SOURCE DATA
---+---

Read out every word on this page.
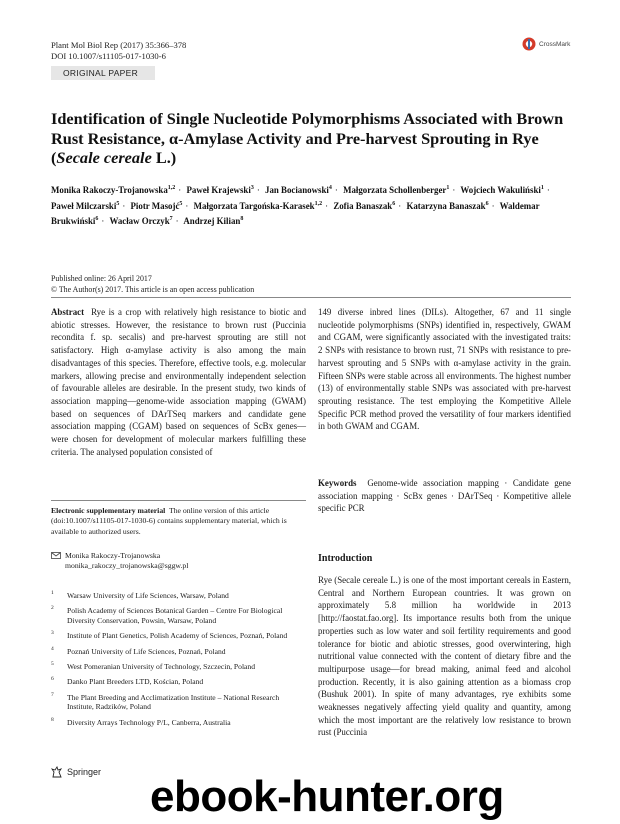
Plant Mol Biol Rep (2017) 35:366–378
DOI 10.1007/s11105-017-1030-6
CrossMark
ORIGINAL PAPER
Identification of Single Nucleotide Polymorphisms Associated with Brown Rust Resistance, α-Amylase Activity and Pre-harvest Sprouting in Rye (Secale cereale L.)
Monika Rakoczy-Trojanowska$^{1,2}$ · Paweł Krajewski$^3$ · Jan Bocianowski$^4$ · Małgorzata Schollenberger$^1$ · Wojciech Wakuliński$^1$ · Paweł Milczarski$^5$ · Piotr Masojć$^5$ · Małgorzata Targońska-Karasek$^{1,2}$ · Zofia Banaszak$^6$ · Katarzyna Banaszak$^6$ · Waldemar Brukwiński$^6$ · Wacław Orczyk$^7$ · Andrzej Kilian$^8$
Published online: 26 April 2017
© The Author(s) 2017. This article is an open access publication
Abstract Rye is a crop with relatively high resistance to biotic and abiotic stresses. However, the resistance to brown rust (Puccinia recondita f. sp. secalis) and pre-harvest sprouting are still not satisfactory. High α-amylase activity is also among the main disadvantages of this species. Therefore, effective tools, e.g. molecular markers, allowing precise and environmentally independent selection of favourable alleles are desirable. In the present study, two kinds of association mapping—genome-wide association mapping (GWAM) based on sequences of DArTSeq markers and candidate gene association mapping (CGAM) based on sequences of ScBx genes—were chosen for development of molecular markers fulfilling these criteria. The analysed population consisted of
149 diverse inbred lines (DILs). Altogether, 67 and 11 single nucleotide polymorphisms (SNPs) identified in, respectively, GWAM and CGAM, were significantly associated with the investigated traits: 2 SNPs with resistance to brown rust, 71 SNPs with resistance to pre-harvest sprouting and 5 SNPs with α-amylase activity in the grain. Fifteen SNPs were stable across all environments. The highest number (13) of environmentally stable SNPs was associated with pre-harvest sprouting resistance. The test employing the Kompetitive Allele Specific PCR method proved the versatility of four markers identified in both GWAM and CGAM.
Keywords Genome-wide association mapping · Candidate gene association mapping · ScBx genes · DArTSeq · Kompetitive allele specific PCR
Electronic supplementary material The online version of this article (doi:10.1007/s11105-017-1030-6) contains supplementary material, which is available to authorized users.
Monika Rakoczy-Trojanowska
monika_rakoczy_trojanowska@sggw.pl
1 Warsaw University of Life Sciences, Warsaw, Poland
2 Polish Academy of Sciences Botanical Garden – Centre For Biological Diversity Conservation, Powsin, Warsaw, Poland
3 Institute of Plant Genetics, Polish Academy of Sciences, Poznań, Poland
4 Poznań University of Life Sciences, Poznań, Poland
5 West Pomeranian University of Technology, Szczecin, Poland
6 Danko Plant Breeders LTD, Kościan, Poland
7 The Plant Breeding and Acclimatization Institute – National Research Institute, Radzików, Poland
8 Diversity Arrays Technology P/L, Canberra, Australia
Introduction
Rye (Secale cereale L.) is one of the most important cereals in Eastern, Central and Northern European countries. It was grown on approximately 5.8 million ha worldwide in 2013 [http://faostat.fao.org]. Its importance results both from the unique properties such as low water and soil fertility requirements and good tolerance for biotic and abiotic stresses, good overwintering, high nutritional value connected with the content of dietary fibre and the multipurpose usage—for bread making, animal feed and alcohol production. Recently, it is also gaining attention as a biomass crop (Bushuk 2001). In spite of many advantages, rye exhibits some weaknesses negatively affecting yield quality and quantity, among which the most important are the relatively low resistance to brown rust (Puccinia
Springer ebook-hunter.org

---+---

TASK DESCRIPTION
Transcribe each record exactly as it appears, but omit every picture.

RESPONSE TO THE TASK
Read out every word on this page.
Plant Mol Biol Rep (2017) 35:366–378
DOI 10.1007/s11105-017-1030-6
CrossMark
ORIGINAL PAPER
Identification of Single Nucleotide Polymorphisms Associated with Brown Rust Resistance, α-Amylase Activity and Pre-harvest Sprouting in Rye (Secale cereale L.)
Monika Rakoczy-Trojanowska$^{1,2}$ · Paweł Krajewski$^3$ · Jan Bocianowski$^4$ · Małgorzata Schollenberger$^1$ · Wojciech Wakuliński$^1$ · Paweł Milczarski$^5$ · Piotr Masojć$^5$ · Małgorzata Targońska-Karasek$^{1,2}$ · Zofia Banaszak$^6$ · Katarzyna Banaszak$^6$ · Waldemar Brukwiński$^6$ · Wacław Orczyk$^7$ · Andrzej Kilian$^8$
Published online: 26 April 2017
© The Author(s) 2017. This article is an open access publication
Abstract Rye is a crop with relatively high resistance to biotic and abiotic stresses. However, the resistance to brown rust (Puccinia recondita f. sp. secalis) and pre-harvest sprouting are still not satisfactory. High α-amylase activity is also among the main disadvantages of this species. Therefore, effective tools, e.g. molecular markers, allowing precise and environmentally independent selection of favourable alleles are desirable. In the present study, two kinds of association mapping—genome-wide association mapping (GWAM) based on sequences of DArTSeq markers and candidate gene association mapping (CGAM) based on sequences of ScBx genes—were chosen for development of molecular markers fulfilling these criteria. The analysed population consisted of
149 diverse inbred lines (DILs). Altogether, 67 and 11 single nucleotide polymorphisms (SNPs) identified in, respectively, GWAM and CGAM, were significantly associated with the investigated traits: 2 SNPs with resistance to brown rust, 71 SNPs with resistance to pre-harvest sprouting and 5 SNPs with α-amylase activity in the grain. Fifteen SNPs were stable across all environments. The highest number (13) of environmentally stable SNPs was associated with pre-harvest sprouting resistance. The test employing the Kompetitive Allele Specific PCR method proved the versatility of four markers identified in both GWAM and CGAM.
Keywords Genome-wide association mapping · Candidate gene association mapping · ScBx genes · DArTSeq · Kompetitive allele specific PCR
Electronic supplementary material The online version of this article (doi:10.1007/s11105-017-1030-6) contains supplementary material, which is available to authorized users.
Monika Rakoczy-Trojanowska
monika_rakoczy_trojanowska@sggw.pl
1 Warsaw University of Life Sciences, Warsaw, Poland
2 Polish Academy of Sciences Botanical Garden – Centre For Biological Diversity Conservation, Powsin, Warsaw, Poland
3 Institute of Plant Genetics, Polish Academy of Sciences, Poznań, Poland
4 Poznań University of Life Sciences, Poznań, Poland
5 West Pomeranian University of Technology, Szczecin, Poland
6 Danko Plant Breeders LTD, Kościan, Poland
7 The Plant Breeding and Acclimatization Institute – National Research Institute, Radzików, Poland
8 Diversity Arrays Technology P/L, Canberra, Australia
Introduction
Rye (Secale cereale L.) is one of the most important cereals in Eastern, Central and Northern European countries. It was grown on approximately 5.8 million ha worldwide in 2013 [http://faostat.fao.org]. Its importance results both from the unique properties such as low water and soil fertility requirements and good tolerance for biotic and abiotic stresses, good overwintering, high nutritional value connected with the content of dietary fibre and the multipurpose usage—for bread making, animal feed and alcohol production. Recently, it is also gaining attention as a biomass crop (Bushuk 2001). In spite of many advantages, rye exhibits some weaknesses negatively affecting yield quality and quantity, among which the most important are the relatively low resistance to brown rust (Puccinia
Springer ebook-hunter.org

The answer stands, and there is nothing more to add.